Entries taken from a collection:
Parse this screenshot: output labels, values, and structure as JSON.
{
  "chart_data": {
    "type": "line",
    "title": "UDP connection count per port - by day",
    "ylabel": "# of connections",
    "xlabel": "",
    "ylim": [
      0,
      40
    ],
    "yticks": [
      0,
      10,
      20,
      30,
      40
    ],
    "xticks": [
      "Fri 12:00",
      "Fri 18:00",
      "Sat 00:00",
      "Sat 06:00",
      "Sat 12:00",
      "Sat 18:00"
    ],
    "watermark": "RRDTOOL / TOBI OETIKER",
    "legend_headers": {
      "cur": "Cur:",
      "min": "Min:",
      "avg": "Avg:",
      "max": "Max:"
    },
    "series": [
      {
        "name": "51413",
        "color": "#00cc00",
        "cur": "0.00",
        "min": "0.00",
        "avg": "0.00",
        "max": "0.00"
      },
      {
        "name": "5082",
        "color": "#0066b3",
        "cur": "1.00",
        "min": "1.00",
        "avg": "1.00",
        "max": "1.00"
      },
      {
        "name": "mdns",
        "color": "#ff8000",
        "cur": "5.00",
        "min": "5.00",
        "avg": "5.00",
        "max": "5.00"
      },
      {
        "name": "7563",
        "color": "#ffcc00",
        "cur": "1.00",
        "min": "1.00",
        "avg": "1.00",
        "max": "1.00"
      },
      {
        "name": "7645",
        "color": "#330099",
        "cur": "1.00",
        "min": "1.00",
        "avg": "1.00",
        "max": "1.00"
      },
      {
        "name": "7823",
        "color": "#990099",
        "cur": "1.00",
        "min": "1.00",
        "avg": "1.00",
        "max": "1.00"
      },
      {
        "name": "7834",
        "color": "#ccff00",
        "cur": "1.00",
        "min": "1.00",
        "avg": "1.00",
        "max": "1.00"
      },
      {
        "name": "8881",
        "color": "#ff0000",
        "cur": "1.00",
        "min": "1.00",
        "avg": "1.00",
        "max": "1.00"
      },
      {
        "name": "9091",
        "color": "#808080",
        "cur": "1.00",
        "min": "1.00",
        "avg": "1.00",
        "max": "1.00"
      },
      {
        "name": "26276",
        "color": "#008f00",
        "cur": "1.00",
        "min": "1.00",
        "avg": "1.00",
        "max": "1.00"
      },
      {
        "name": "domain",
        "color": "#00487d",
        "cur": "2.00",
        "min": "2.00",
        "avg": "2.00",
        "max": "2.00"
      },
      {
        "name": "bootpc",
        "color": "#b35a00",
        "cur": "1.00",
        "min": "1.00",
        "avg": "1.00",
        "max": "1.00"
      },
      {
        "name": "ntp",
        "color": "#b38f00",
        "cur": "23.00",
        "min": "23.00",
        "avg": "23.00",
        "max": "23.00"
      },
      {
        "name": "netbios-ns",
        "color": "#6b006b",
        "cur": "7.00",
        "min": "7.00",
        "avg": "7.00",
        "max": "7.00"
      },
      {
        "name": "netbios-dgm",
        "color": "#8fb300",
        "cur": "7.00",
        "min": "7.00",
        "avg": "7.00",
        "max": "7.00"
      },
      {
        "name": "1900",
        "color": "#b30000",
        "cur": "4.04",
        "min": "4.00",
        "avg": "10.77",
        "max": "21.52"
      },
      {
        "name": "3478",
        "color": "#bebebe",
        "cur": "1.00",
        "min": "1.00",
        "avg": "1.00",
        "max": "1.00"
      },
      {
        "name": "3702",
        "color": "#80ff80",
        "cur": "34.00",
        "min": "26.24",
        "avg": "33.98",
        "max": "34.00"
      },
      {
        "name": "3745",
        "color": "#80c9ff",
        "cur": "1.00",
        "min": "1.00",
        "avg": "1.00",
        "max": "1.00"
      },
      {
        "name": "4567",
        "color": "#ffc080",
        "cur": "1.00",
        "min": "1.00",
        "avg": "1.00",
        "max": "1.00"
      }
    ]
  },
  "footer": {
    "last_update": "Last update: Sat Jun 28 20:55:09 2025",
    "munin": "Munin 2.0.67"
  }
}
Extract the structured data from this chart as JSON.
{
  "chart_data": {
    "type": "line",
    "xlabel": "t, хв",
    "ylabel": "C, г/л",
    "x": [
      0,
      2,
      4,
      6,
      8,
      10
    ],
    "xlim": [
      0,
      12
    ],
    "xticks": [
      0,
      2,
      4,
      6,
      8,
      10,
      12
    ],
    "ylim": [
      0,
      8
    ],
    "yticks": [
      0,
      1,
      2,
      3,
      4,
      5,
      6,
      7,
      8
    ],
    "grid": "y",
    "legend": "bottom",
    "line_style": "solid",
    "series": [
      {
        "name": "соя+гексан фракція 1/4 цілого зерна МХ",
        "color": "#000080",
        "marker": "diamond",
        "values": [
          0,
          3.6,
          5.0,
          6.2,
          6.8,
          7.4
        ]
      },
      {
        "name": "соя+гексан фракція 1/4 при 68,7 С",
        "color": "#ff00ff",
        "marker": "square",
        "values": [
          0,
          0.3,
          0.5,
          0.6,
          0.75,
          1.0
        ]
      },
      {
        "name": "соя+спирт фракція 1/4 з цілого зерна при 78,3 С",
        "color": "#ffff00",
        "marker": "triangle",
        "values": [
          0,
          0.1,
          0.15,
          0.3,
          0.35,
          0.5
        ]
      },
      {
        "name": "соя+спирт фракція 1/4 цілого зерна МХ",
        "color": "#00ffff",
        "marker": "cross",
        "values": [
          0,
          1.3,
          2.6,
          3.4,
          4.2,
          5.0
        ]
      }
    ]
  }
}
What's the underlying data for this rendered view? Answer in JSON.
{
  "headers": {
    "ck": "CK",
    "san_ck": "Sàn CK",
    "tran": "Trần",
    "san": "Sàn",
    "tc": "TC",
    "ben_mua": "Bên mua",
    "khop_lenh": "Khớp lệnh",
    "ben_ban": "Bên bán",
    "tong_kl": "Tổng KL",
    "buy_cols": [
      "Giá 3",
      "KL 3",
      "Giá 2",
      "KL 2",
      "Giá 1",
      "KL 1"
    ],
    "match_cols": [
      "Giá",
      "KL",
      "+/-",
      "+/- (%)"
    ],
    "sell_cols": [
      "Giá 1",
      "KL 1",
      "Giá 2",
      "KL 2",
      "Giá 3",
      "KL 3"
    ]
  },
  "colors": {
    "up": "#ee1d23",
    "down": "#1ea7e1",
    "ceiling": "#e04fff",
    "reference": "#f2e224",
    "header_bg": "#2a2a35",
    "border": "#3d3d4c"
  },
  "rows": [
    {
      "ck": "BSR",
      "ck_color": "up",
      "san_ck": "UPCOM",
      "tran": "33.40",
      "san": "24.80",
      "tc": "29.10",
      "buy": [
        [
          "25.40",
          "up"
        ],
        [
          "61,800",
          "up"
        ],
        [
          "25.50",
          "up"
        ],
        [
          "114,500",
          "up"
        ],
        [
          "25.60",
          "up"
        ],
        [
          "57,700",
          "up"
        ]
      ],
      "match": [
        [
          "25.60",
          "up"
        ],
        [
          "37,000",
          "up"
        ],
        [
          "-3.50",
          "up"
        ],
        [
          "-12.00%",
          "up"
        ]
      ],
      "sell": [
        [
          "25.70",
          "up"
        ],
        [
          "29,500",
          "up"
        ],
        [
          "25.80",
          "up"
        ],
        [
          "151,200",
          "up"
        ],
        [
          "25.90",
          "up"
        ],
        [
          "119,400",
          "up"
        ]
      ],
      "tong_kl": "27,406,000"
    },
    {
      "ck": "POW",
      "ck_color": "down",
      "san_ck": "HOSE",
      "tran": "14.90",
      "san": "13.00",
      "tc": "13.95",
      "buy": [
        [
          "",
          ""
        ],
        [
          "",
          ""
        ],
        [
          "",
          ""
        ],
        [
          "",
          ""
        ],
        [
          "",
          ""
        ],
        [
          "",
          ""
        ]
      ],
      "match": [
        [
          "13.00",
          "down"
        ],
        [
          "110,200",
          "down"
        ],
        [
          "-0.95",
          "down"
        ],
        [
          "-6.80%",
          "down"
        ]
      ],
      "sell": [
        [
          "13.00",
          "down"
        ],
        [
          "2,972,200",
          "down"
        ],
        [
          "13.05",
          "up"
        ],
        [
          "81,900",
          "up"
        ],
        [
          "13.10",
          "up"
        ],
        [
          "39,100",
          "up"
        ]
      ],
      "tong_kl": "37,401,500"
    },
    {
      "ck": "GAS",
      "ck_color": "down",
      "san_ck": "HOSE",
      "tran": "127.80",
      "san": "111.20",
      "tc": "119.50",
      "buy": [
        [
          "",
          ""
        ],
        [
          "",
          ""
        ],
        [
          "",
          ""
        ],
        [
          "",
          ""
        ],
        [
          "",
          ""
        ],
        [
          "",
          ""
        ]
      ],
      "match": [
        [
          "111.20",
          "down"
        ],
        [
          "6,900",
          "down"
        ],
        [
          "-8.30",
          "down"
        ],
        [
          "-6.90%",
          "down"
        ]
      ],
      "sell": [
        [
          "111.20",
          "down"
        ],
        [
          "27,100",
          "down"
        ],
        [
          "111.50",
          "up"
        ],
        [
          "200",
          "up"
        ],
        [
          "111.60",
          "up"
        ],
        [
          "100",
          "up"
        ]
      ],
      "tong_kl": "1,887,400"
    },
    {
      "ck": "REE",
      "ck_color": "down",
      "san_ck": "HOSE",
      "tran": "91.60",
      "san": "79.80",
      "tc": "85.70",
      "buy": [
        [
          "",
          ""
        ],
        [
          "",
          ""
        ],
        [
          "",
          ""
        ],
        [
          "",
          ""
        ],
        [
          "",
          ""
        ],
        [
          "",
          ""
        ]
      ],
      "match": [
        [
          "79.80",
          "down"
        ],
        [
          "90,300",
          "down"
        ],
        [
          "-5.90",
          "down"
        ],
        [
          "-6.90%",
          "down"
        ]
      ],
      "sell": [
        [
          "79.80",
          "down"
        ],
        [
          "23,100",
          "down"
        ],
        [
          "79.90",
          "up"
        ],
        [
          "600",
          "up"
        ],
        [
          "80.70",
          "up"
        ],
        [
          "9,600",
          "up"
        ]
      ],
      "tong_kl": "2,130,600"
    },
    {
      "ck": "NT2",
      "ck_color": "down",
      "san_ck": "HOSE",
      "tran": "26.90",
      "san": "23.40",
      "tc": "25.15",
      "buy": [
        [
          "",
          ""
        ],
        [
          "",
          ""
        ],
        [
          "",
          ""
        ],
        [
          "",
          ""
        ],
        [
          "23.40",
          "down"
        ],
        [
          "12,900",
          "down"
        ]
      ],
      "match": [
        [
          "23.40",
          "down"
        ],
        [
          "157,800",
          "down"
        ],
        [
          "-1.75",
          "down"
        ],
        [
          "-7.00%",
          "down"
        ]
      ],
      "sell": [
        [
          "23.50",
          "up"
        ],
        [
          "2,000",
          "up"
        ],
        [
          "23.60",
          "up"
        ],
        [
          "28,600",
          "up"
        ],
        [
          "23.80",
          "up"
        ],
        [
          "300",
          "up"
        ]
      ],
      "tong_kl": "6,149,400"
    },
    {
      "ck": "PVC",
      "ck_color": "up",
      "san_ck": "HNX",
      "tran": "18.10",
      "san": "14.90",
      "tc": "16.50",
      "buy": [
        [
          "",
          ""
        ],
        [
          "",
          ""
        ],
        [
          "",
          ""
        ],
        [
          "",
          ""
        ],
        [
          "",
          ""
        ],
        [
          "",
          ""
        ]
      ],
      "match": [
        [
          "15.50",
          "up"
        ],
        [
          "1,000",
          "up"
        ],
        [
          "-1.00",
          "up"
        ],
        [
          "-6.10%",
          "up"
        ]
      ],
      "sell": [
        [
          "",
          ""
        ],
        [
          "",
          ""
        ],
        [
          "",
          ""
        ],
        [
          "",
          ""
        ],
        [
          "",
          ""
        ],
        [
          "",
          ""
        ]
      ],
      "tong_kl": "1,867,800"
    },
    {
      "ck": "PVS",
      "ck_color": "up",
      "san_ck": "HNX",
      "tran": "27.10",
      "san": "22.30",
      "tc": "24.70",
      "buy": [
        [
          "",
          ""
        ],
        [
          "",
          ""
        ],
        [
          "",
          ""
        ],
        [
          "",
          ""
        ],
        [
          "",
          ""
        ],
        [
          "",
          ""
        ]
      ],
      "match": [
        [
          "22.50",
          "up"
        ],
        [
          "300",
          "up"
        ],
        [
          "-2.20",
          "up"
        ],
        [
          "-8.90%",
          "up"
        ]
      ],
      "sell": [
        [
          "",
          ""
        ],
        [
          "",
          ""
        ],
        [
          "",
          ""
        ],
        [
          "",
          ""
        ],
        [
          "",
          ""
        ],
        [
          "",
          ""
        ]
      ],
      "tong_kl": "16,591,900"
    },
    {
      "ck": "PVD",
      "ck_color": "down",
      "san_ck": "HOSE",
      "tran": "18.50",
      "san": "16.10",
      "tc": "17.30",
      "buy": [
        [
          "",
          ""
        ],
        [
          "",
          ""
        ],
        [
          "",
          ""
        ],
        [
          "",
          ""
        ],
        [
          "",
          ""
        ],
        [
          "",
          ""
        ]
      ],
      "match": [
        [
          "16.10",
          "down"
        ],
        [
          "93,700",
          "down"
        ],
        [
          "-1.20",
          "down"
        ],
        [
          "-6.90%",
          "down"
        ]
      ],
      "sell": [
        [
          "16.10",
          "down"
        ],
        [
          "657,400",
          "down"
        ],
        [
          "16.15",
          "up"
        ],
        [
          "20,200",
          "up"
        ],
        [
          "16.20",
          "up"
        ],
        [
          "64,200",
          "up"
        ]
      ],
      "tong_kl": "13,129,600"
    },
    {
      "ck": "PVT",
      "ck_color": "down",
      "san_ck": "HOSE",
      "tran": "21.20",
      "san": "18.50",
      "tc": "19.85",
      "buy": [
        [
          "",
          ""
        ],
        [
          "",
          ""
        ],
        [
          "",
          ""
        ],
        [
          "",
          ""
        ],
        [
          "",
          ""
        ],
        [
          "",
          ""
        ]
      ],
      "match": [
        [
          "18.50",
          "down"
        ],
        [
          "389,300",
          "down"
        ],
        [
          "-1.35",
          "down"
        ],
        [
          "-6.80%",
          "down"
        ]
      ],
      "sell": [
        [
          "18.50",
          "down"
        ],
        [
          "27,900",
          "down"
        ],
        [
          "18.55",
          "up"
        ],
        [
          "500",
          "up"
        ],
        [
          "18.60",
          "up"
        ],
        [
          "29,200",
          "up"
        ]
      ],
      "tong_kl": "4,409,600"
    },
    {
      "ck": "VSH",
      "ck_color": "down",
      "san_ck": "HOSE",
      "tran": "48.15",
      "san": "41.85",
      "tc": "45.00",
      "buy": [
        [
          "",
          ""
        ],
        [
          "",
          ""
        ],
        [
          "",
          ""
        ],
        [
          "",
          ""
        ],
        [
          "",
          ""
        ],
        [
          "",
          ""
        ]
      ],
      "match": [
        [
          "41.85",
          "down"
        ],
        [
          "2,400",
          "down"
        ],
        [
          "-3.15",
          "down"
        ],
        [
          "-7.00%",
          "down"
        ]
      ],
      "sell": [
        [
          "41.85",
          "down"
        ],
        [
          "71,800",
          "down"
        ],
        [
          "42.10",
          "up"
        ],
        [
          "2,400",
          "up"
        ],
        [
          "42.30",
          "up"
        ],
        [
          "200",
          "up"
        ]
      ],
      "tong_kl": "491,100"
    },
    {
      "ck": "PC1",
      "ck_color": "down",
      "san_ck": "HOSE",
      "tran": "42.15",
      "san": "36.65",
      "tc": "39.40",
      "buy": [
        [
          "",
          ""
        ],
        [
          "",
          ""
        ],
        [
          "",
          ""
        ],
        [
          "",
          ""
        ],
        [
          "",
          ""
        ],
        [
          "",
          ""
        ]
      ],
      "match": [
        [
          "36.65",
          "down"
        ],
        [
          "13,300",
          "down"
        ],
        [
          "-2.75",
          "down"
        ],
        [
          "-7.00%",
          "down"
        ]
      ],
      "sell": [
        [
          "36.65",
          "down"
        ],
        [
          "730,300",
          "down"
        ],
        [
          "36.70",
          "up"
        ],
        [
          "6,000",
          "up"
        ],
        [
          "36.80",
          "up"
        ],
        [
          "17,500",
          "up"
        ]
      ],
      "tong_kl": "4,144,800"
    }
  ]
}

• _Stated task_:
Your task is to gather all lines from the entries above that hold the word "цілого".

• _Complete response_:
        "name": "соя+гексан фракція 1/4 цілого зерна МХ",
        "name": "соя+спирт фракція 1/4 з цілого зерна при 78,3 С",
        "name": "соя+спирт фракція 1/4 цілого зерна МХ",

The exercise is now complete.